* **Lesetext**:
Offner Brief an Sigmar Gabriel zu CETA und TTP

 In Allgemein, Christine Wicht, Politik (Ausland), Politik (Inland), Wirtschaft

Sozial zu sein, erwartet ja schon niemand mehr von der Sozialdemokratischen Partei Deutschlands. Aber für demokratisch hatte man die SPD lange noch gehalten. Auch diesen Minimalkonsens opfern die Mannen und Frauen um Parteichef Gabriel jetzt auf dem Altar des “Freihandels”. CETA hat Gabriel durchgedrückt, und auch TTIP werden seine Befürworter sicher nicht kampflos aufgeben. Damit hat eine lange “sozialdemokratische” Verratsgeschichte ihren vorläufigen Tiefpunkt erreicht. Statt Gestaltungsmacht für die Bürger und die gewählten Volksvertreter zurückzuerobern, treiben die Genossen einen dann fast unumkehrbaren (Neo)liberalisierungsprozess voran und ketten noch künftige Generationen an das gefährliche Wahnsystem der Schröder- und Merkel-Ära. “Was ist für die SPD eine Demokratie? Ein Hindernis beim Geschäfte machen?”, fragt die Autorin zu Recht. (Christine Wicht)

Sehr geehrter Herr Gabriel,

mit den Freihandelsabkommen TTIP (Transatlantic Trade and Investment Partnership) und CETA (Comprehensive Economic and Trade Agreement) wurde Deutschland und die Europäische Union in eine Zwickmühle gebracht, denn egal ob der CETA- oder der TTIP-Stein in eine der vorbereiteten Mühlen gesetzt wird, die Mühle ist zu. US-amerikanische Firmen, die einen Sitz in Kanada haben, können beispielsweise auch über CETA EU-Staaten verklagen, auch wenn das TTIP-Abkommen zwischen den USA und der EU angeblich gescheitert ist. Es ist zu erwarten, dass das TTIP-Abkommen demnächst wieder auf den Tisch kommt.

Wenn eines der Freihandelsabkommen ratifiziert ist, darf es nicht mehr verändert werden, es ist somit in Stein gemeißelt. Änderungen wären dann nur mit Zustimmung aller Beteiligten möglich, und die kann man praktisch ausschließen. Auch ein neues Parlament, selbst nach Neuwahlen, dürfte dann von den ratifizierten Verträgen nicht mehr abweichen. Diesbezüglich ist es unverantwortlich CETA zu unterschreiben, da das Bundesverfassungsgericht verlangt, dass die vorläufige Anwendung von CETA jederzeit durch eine Entscheidung eines Mitgliedsstaates beendet werden kann. Wenn dies nicht der Fall ist, entmachten sich nationale Parlamente selbst und bleiben für alle Zeiten festgezurrt in einem System, das keine Spielräume für eigene Entscheidungen mehr zulässt. Die Demokratie wird ad absurdum geführt und die Bevölkerung wird von einer Wirtschaftsdiktatur regiert. Ich sehe es als meine demokratische Pflicht, meine Meinung zu äußern, auch um meinen Kindern und Enkeln sagen zu können, dass ich mich dagegen ausgesprochen habe. Eines Tages werden wir uns vor der nächsten Generation verantworten müssen. Es ist mir absolut unverständlich wie Sie, als Sozialdemokrat, ein solches Abkommen forcieren können. Freihandelsabkommen klingen nach Freiheit, doch Freiheit für wen?

Layout-Annotationsdaten:
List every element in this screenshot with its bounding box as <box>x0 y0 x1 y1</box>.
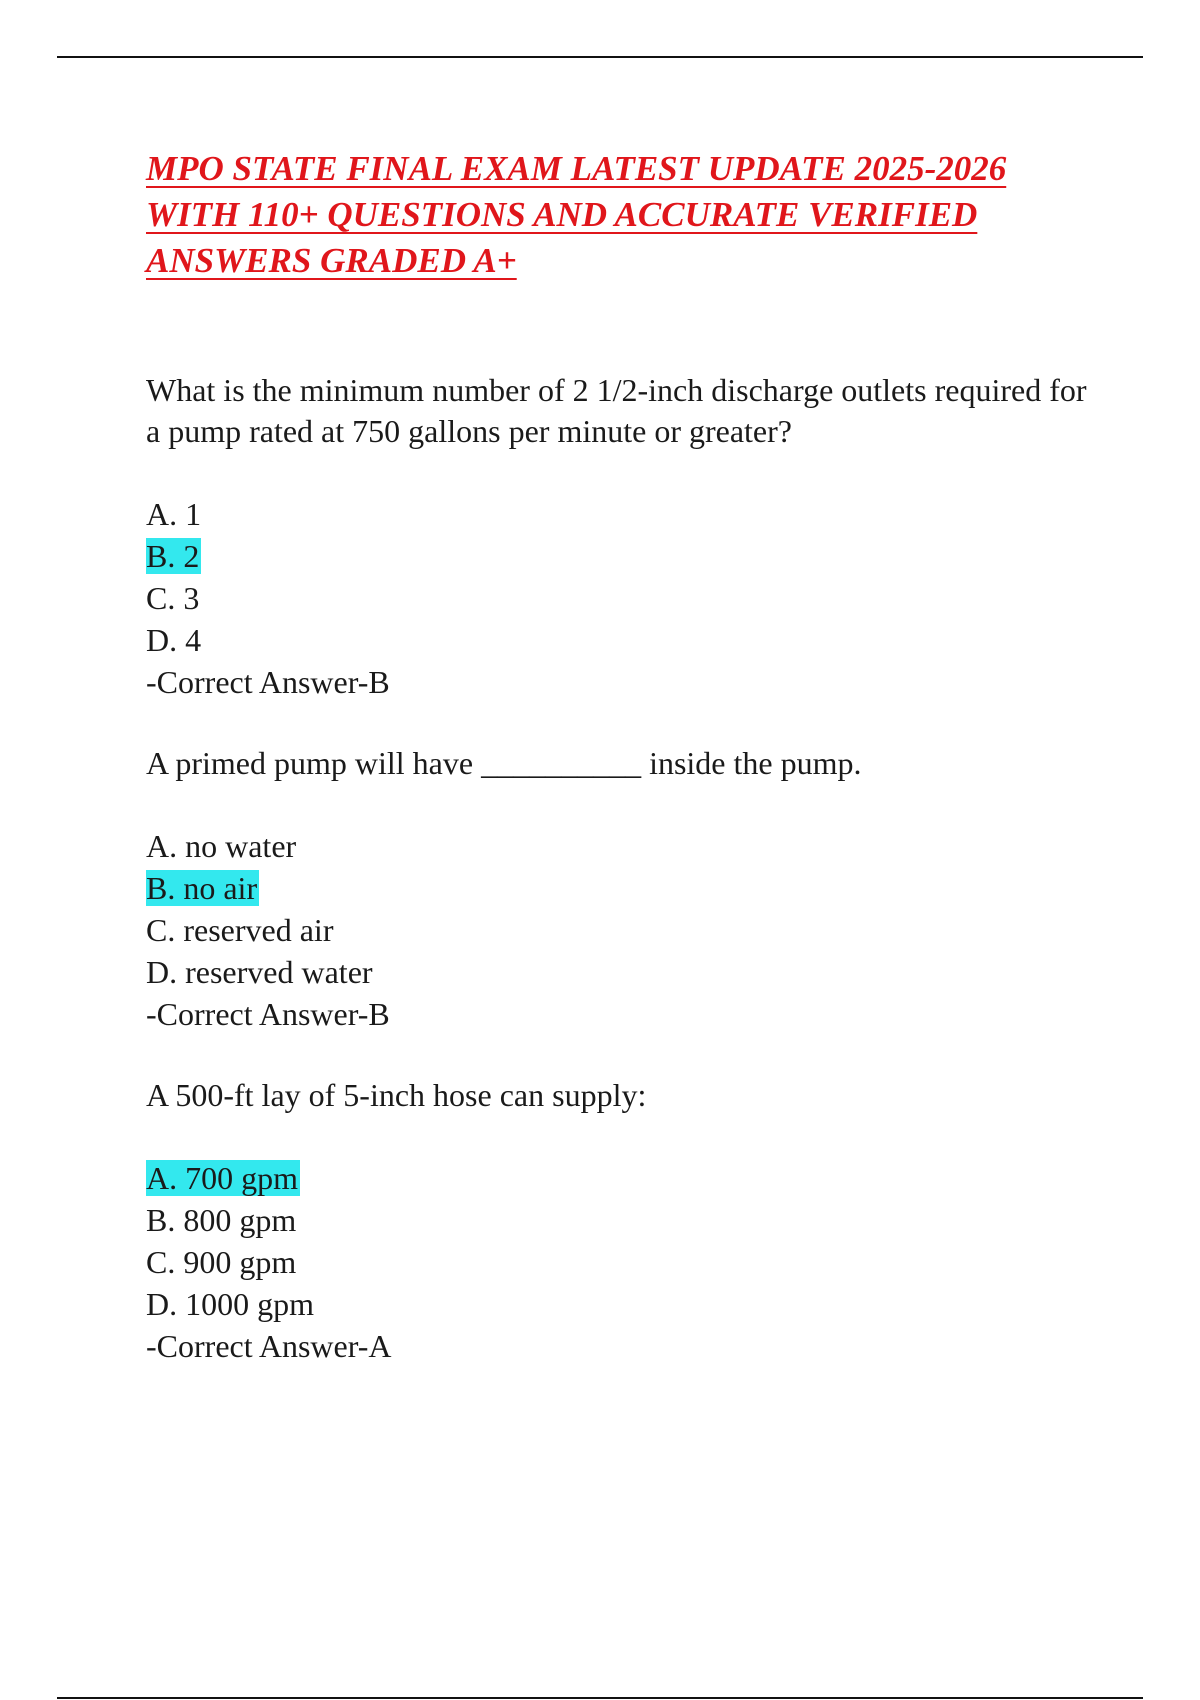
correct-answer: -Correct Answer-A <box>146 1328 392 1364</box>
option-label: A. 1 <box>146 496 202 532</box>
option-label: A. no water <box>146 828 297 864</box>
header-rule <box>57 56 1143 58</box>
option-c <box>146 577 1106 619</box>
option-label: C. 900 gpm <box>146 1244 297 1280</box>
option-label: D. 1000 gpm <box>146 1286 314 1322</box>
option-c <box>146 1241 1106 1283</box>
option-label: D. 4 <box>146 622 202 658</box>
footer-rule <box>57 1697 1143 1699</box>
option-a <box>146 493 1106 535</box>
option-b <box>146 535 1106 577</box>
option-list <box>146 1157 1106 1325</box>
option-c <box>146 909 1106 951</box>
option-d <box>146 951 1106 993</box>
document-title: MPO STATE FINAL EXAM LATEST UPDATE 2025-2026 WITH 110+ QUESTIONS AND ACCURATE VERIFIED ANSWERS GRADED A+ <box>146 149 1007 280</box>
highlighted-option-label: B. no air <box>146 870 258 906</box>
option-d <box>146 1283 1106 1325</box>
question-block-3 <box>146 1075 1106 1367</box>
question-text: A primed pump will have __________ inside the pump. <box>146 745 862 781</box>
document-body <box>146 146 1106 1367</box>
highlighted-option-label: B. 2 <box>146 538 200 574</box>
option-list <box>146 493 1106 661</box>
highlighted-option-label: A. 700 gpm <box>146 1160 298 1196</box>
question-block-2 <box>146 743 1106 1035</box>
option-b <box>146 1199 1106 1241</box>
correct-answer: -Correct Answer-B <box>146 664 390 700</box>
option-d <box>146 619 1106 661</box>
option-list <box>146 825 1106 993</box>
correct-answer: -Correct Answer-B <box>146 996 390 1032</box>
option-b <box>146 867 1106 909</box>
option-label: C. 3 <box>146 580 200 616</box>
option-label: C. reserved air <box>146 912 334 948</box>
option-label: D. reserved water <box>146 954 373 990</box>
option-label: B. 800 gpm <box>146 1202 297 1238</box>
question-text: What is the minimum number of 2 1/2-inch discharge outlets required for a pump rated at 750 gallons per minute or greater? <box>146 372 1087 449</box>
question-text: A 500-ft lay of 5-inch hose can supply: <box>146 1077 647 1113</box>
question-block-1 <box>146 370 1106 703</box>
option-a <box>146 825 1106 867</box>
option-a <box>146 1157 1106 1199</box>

* **Deine Aufgabe**:
Gib den Abschnitt des offenen Briefs zwischen „mit den Freihandelsabkommen“ und „den Tisch kommt.“, beide Stellen eingeschlossen, erneut aus und benenne dabei „Zwickmühle“ in „Sackgasse“ um. Die Auflistung ist hierfür ohne Belang.

* **Lösung**:
mit den Freihandelsabkommen TTIP (Transatlantic Trade and Investment Partnership) und CETA (Comprehensive Economic and Trade Agreement) wurde Deutschland und die Europäische Union in eine Sackgasse gebracht, denn egal ob der CETA- oder der TTIP-Stein in eine der vorbereiteten Mühlen gesetzt wird, die Mühle ist zu. US-amerikanische Firmen, die einen Sitz in Kanada haben, können beispielsweise auch über CETA EU-Staaten verklagen, auch wenn das TTIP-Abkommen zwischen den USA und der EU angeblich gescheitert ist. Es ist zu erwarten, dass das TTIP-Abkommen demnächst wieder auf den Tisch kommt.